- _WORK TO COMPLETE_
Would you repeat the listing exactly but omit every picture?

- _RECORDS_
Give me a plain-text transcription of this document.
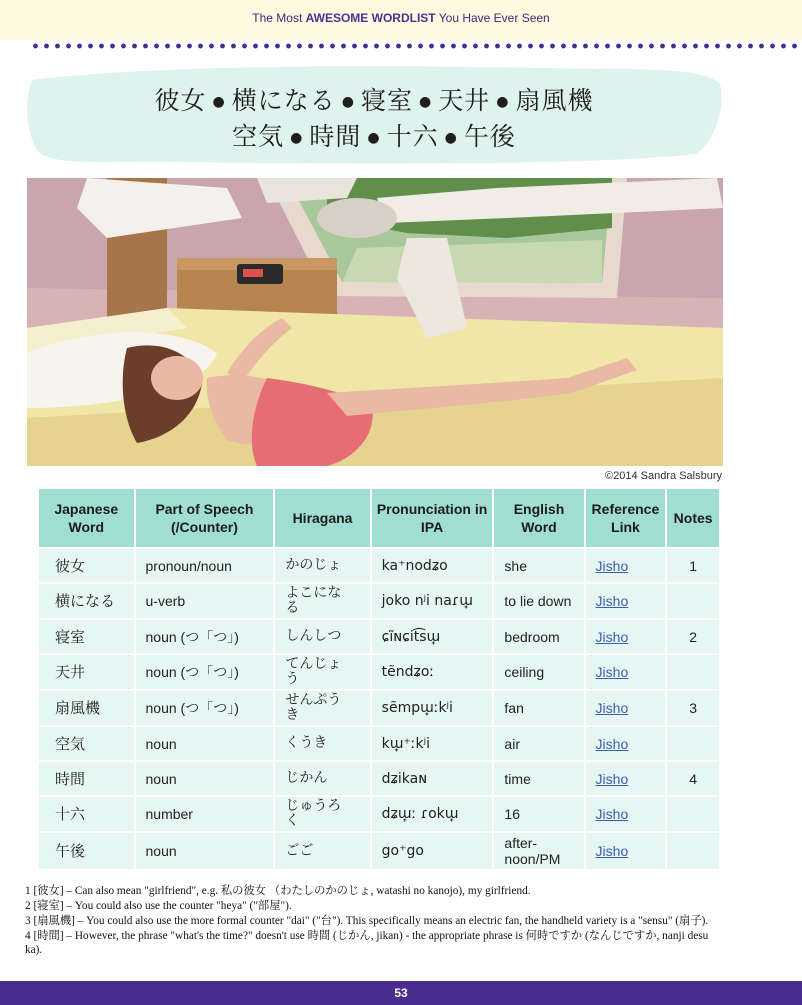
The Most AWESOME WORDLIST You Have Ever Seen
彼女 ● 横になる ● 寝室 ● 天井 ● 扇風機
空気 ● 時間 ● 十六 ● 午後
©2014 Sandra Salsbury
Japanese Word	Part of Speech (/Counter)	Hiragana	Pronunciation in IPA	English Word	Reference Link	Notes
彼女	pronoun/noun	かのじょ	ka⁺nodʑo	she	Jisho	1
横になる	u-verb	よこにな る	joko nʲi naɾɯ̟	to lie down	Jisho	
寝室	noun (つ「つ」)	しんしつ	ɕĩɴɕit͡sɯ̟	bedroom	Jisho	2
天井	noun (つ「つ」)	てんじょ う	tẽndʑoː	ceiling	Jisho	
扇風機	noun (つ「つ」)	せんぷう き	sẽmpɯ̟ːkʲi	fan	Jisho	3
空気	noun	くうき	kɯ̟⁺ːkʲi	air	Jisho	
時間	noun	じかん	dʑikaɴ	time	Jisho	4
十六	number	じゅうろ く	dʑɯ̟ː ɾokɯ̟	16	Jisho	
午後	noun	ごご	go⁺go	after-noon/PM	Jisho	

1 [彼女] – Can also mean "girlfriend", e.g. 私の彼女 （わたしのかのじょ, watashi no kanojo), my girlfriend.

2 [寝室] – You could also use the counter "heya" ("部屋").

3 [扇風機] – You could also use the more formal counter "dai" ("台"). This specifically means an electric fan, the handheld variety is a "sensu" (扇子).

4 [時間] – However, the phrase "what's the time?" doesn't use 時間 (じかん, jikan) - the appropriate phrase is 何時ですか (なんじですか, nanji desu ka).

53
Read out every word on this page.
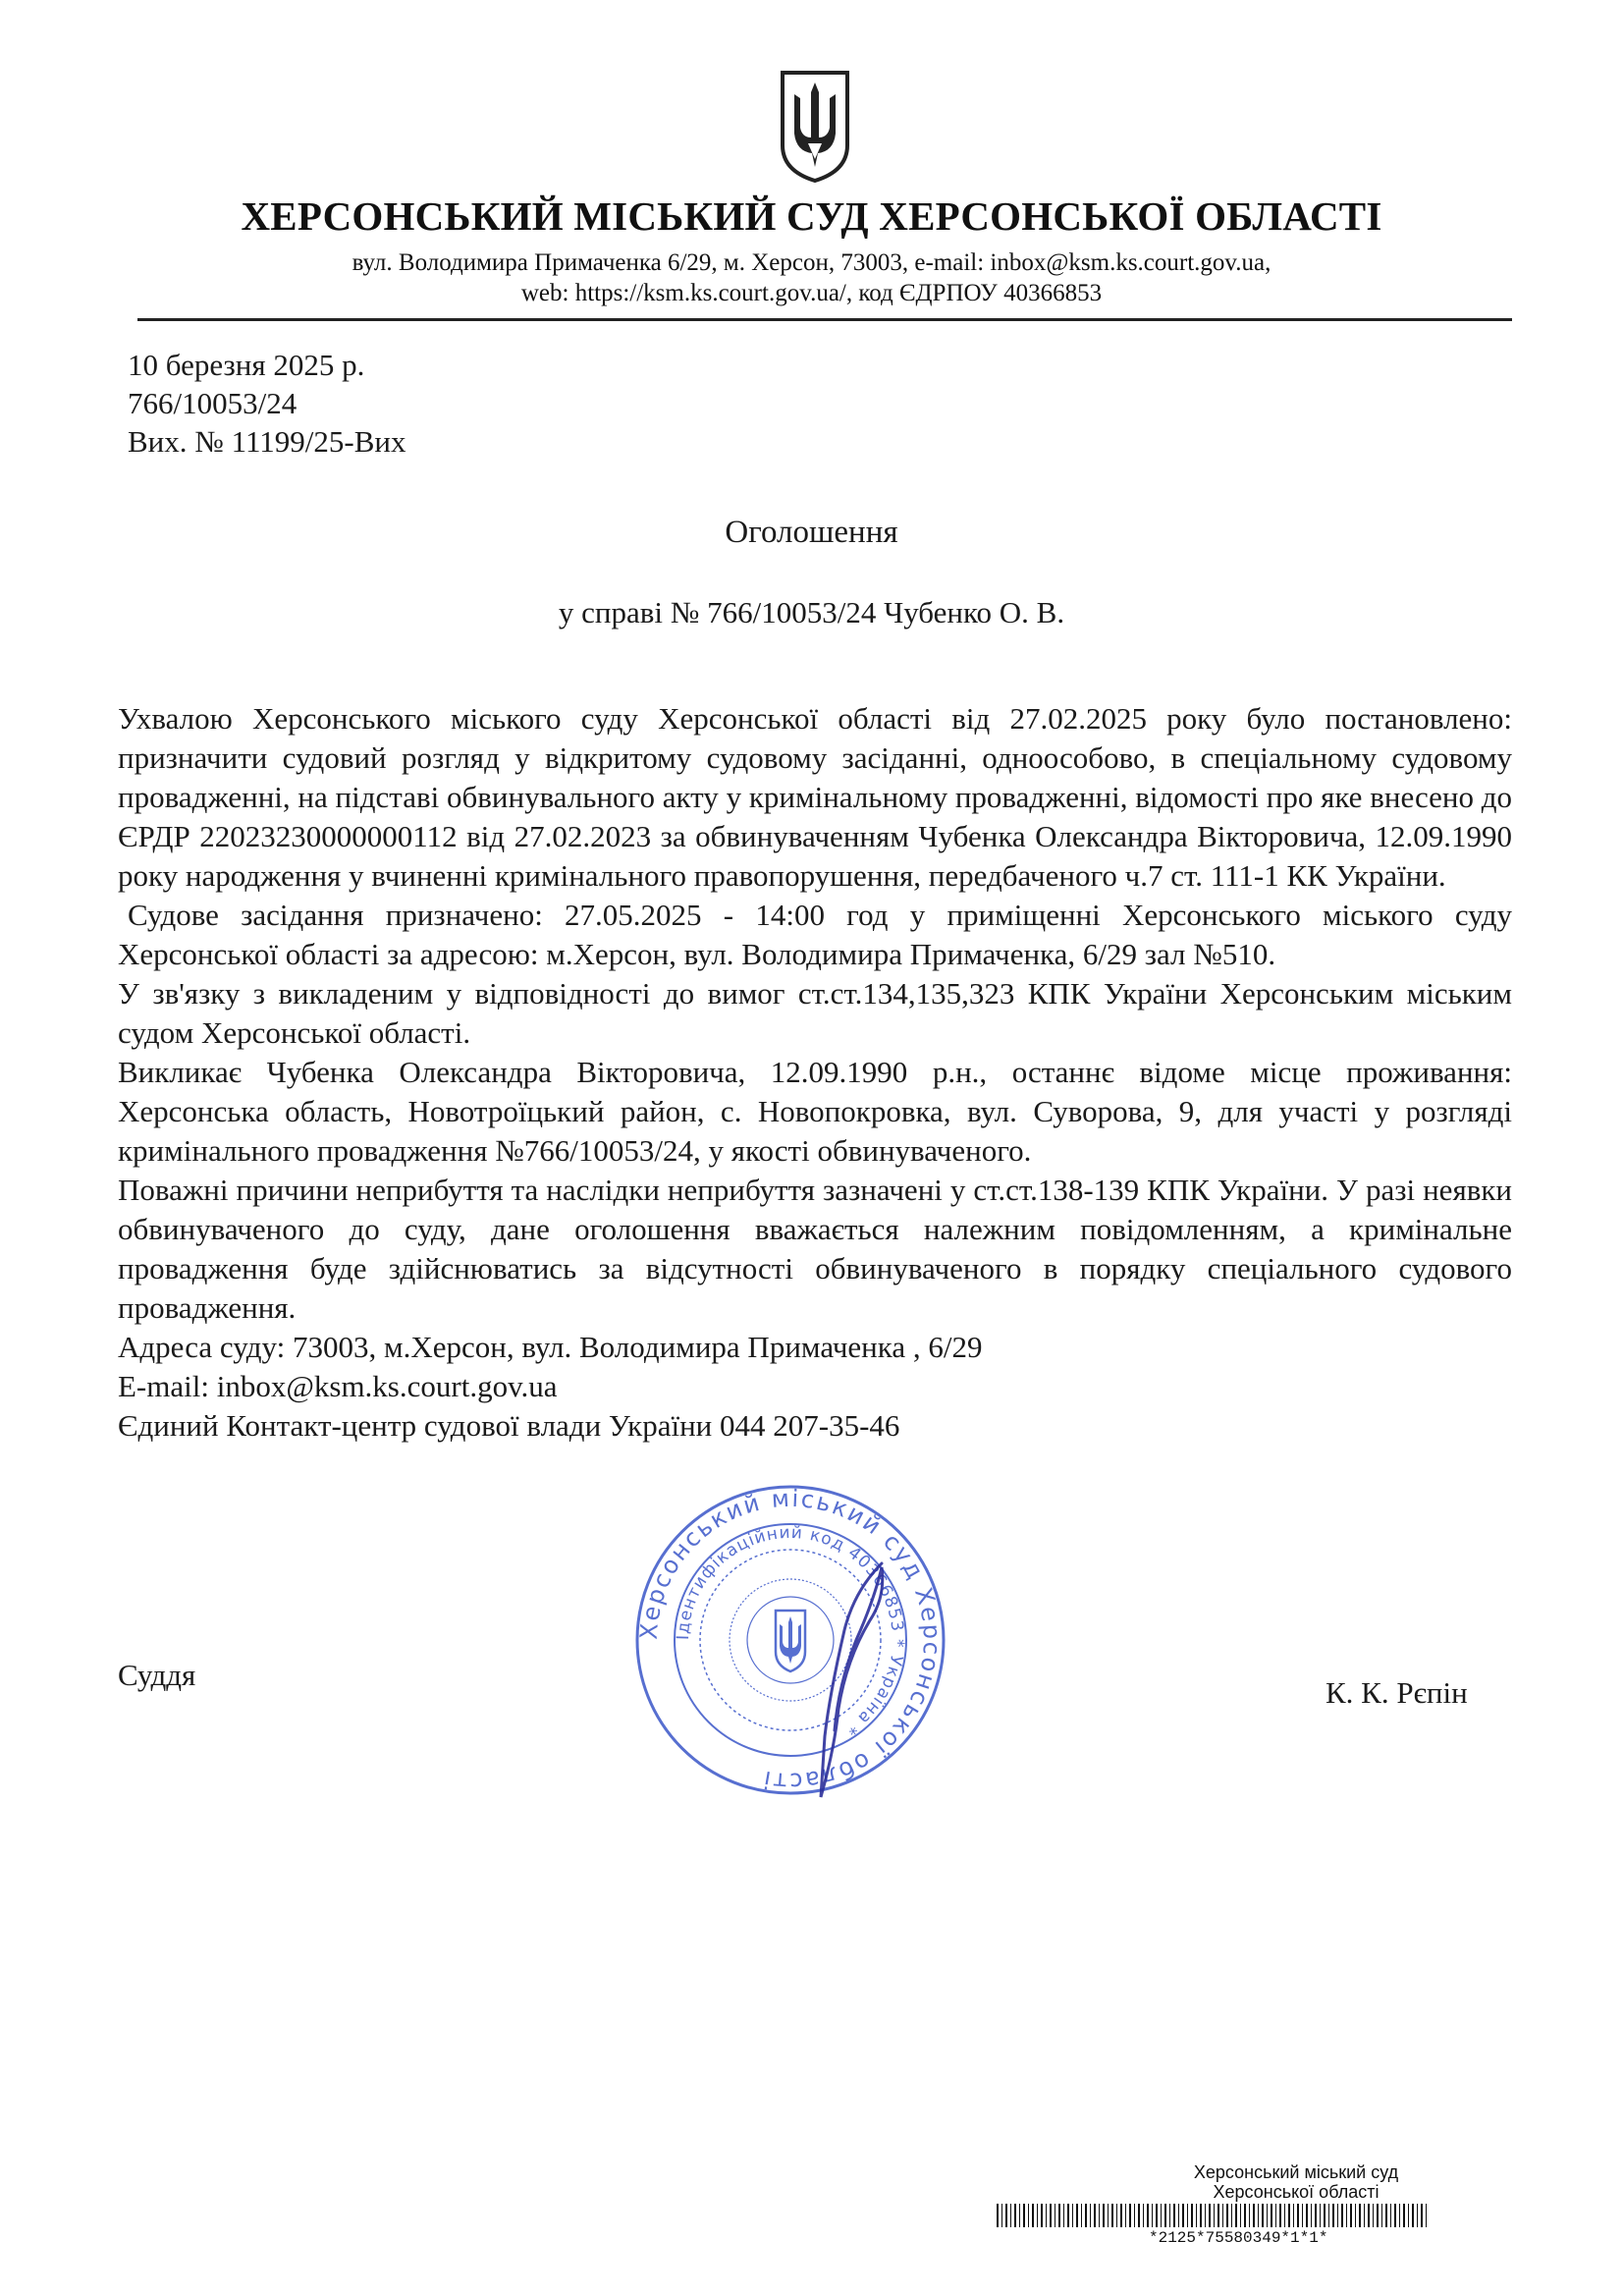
ХЕРСОНСЬКИЙ МІСЬКИЙ СУД ХЕРСОНСЬКОЇ ОБЛАСТІ
вул. Володимира Примаченка 6/29, м. Херсон, 73003, e-mail: inbox@ksm.ks.court.gov.ua,
web: https://ksm.ks.court.gov.ua/, код ЄДРПОУ 40366853
10 березня 2025 р.
766/10053/24
Вих. № 11199/25-Вих
Оголошення
у справі № 766/10053/24 Чубенко О. В.

Ухвалою Херсонського міського суду Херсонської області від 27.02.2025 року було постановлено: призначити судовий розгляд у відкритому судовому засіданні, одноособово, в спеціальному судовому провадженні, на підставі обвинувального акту у кримінальному провадженні, відомості про яке внесено до ЄРДР 22023230000000112 від 27.02.2023 за обвинуваченням Чубенка Олександра Вікторовича, 12.09.1990 року народження у вчиненні кримінального правопорушення, передбаченого ч.7 ст. 111-1 КК України.

Судове засідання призначено: 27.05.2025 - 14:00 год у приміщенні Херсонського міського суду Херсонської області за адресою: м.Херсон, вул. Володимира Примаченка, 6/29 зал №510.

У зв'язку з викладеним у відповідності до вимог ст.ст.134,135,323 КПК України Херсонським міським судом Херсонської області.

Викликає Чубенка Олександра Вікторовича, 12.09.1990 р.н., останнє відоме місце проживання: Херсонська область, Новотроїцький район, с. Новопокровка, вул. Суворова, 9, для участі у розгляді кримінального провадження №766/10053/24, у якості обвинуваченого.

Поважні причини неприбуття та наслідки неприбуття зазначені у ст.ст.138-139 КПК України. У разі неявки обвинуваченого до суду, дане оголошення вважається належним повідомленням, а кримінальне провадження буде здійснюватись за відсутності обвинуваченого в порядку спеціального судового провадження.

Адреса суду: 73003, м.Херсон, вул. Володимира Примаченка , 6/29

E-mail: inbox@ksm.ks.court.gov.ua

Єдиний Контакт-центр судової влади України 044 207-35-46

Суддя
К. К. Рєпін
Херсонський міський суд Херсонської області
Ідентифікаційний код 40366853 * Україна *
Херсонський міський суд
Херсонської області
*2125*75580349*1*1*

- _RESPONSE_
Give me a plain-text transcription of this document.
The Most AWESOME WORDLIST You Have Ever Seen
彼女 ● 横になる ● 寝室 ● 天井 ● 扇風機
空気 ● 時間 ● 十六 ● 午後
©2014 Sandra Salsbury
Japanese Word	Part of Speech (/Counter)	Hiragana	Pronunciation in IPA	English Word	Reference Link	Notes
彼女	pronoun/noun	かのじょ	ka⁺nodʑo	she	Jisho	1
横になる	u-verb	よこにな る	joko nʲi naɾɯ̟	to lie down	Jisho	
寝室	noun (つ「つ」)	しんしつ	ɕĩɴɕit͡sɯ̟	bedroom	Jisho	2
天井	noun (つ「つ」)	てんじょ う	tẽndʑoː	ceiling	Jisho	
扇風機	noun (つ「つ」)	せんぷう き	sẽmpɯ̟ːkʲi	fan	Jisho	3
空気	noun	くうき	kɯ̟⁺ːkʲi	air	Jisho	
時間	noun	じかん	dʑikaɴ	time	Jisho	4
十六	number	じゅうろ く	dʑɯ̟ː ɾokɯ̟	16	Jisho	
午後	noun	ごご	go⁺go	after-noon/PM	Jisho	

1 [彼女] – Can also mean "girlfriend", e.g. 私の彼女 （わたしのかのじょ, watashi no kanojo), my girlfriend.

2 [寝室] – You could also use the counter "heya" ("部屋").

3 [扇風機] – You could also use the more formal counter "dai" ("台"). This specifically means an electric fan, the handheld variety is a "sensu" (扇子).

4 [時間] – However, the phrase "what's the time?" doesn't use 時間 (じかん, jikan) - the appropriate phrase is 何時ですか (なんじですか, nanji desu ka).

53
Read out every word on this page.
ХЕРСОНСЬКИЙ МІСЬКИЙ СУД ХЕРСОНСЬКОЇ ОБЛАСТІ
вул. Володимира Примаченка 6/29, м. Херсон, 73003, e-mail: inbox@ksm.ks.court.gov.ua,
web: https://ksm.ks.court.gov.ua/, код ЄДРПОУ 40366853
10 березня 2025 р.
766/10053/24
Вих. № 11199/25-Вих
Оголошення
у справі № 766/10053/24 Чубенко О. В.

Ухвалою Херсонського міського суду Херсонської області від 27.02.2025 року було постановлено: призначити судовий розгляд у відкритому судовому засіданні, одноособово, в спеціальному судовому провадженні, на підставі обвинувального акту у кримінальному провадженні, відомості про яке внесено до ЄРДР 22023230000000112 від 27.02.2023 за обвинуваченням Чубенка Олександра Вікторовича, 12.09.1990 року народження у вчиненні кримінального правопорушення, передбаченого ч.7 ст. 111-1 КК України.

Судове засідання призначено: 27.05.2025 - 14:00 год у приміщенні Херсонського міського суду Херсонської області за адресою: м.Херсон, вул. Володимира Примаченка, 6/29 зал №510.

У зв'язку з викладеним у відповідності до вимог ст.ст.134,135,323 КПК України Херсонським міським судом Херсонської області.

Викликає Чубенка Олександра Вікторовича, 12.09.1990 р.н., останнє відоме місце проживання: Херсонська область, Новотроїцький район, с. Новопокровка, вул. Суворова, 9, для участі у розгляді кримінального провадження №766/10053/24, у якості обвинуваченого.

Поважні причини неприбуття та наслідки неприбуття зазначені у ст.ст.138-139 КПК України. У разі неявки обвинуваченого до суду, дане оголошення вважається належним повідомленням, а кримінальне провадження буде здійснюватись за відсутності обвинуваченого в порядку спеціального судового провадження.

Адреса суду: 73003, м.Херсон, вул. Володимира Примаченка , 6/29

E-mail: inbox@ksm.ks.court.gov.ua

Єдиний Контакт-центр судової влади України 044 207-35-46

Суддя
К. К. Рєпін
Херсонський міський суд Херсонської області
Ідентифікаційний код 40366853 * Україна *
Херсонський міський суд
Херсонської області
*2125*75580349*1*1*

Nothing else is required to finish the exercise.